▶ _Aim of the task_
Each line containing the word "have" must be collected.

▶ _Dataset excerpt_

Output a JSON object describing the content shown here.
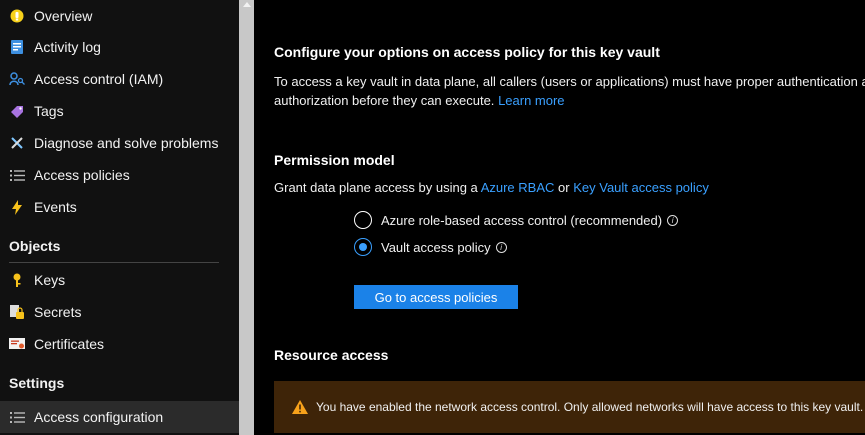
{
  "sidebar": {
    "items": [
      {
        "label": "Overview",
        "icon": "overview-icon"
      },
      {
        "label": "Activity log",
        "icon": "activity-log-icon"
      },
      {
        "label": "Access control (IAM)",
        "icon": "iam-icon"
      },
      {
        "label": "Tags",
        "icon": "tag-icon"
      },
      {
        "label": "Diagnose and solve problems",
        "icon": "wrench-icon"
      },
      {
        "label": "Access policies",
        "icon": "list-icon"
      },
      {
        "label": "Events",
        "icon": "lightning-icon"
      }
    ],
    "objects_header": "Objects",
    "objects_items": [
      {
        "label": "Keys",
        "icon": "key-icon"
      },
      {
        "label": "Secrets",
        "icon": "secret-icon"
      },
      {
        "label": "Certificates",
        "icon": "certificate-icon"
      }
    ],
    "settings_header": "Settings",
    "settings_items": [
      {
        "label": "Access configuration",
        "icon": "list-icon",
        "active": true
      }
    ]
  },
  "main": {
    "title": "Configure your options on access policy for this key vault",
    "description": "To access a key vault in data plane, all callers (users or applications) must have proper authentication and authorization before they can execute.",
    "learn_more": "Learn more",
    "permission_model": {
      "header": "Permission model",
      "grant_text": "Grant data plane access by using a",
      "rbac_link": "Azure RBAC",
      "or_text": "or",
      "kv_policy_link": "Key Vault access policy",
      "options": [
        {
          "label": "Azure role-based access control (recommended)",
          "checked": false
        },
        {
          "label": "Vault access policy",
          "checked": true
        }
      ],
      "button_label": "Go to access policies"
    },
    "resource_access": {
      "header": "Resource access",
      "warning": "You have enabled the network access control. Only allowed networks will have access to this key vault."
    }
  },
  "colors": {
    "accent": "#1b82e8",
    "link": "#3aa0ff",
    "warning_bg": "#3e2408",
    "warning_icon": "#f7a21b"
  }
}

▶ _Correct result_
    "description": "To access a key vault in data plane, all callers (users or applications) must have proper authentication and authorization before they can execute.",
      "warning": "You have enabled the network access control. Only allowed networks will have access to this key vault."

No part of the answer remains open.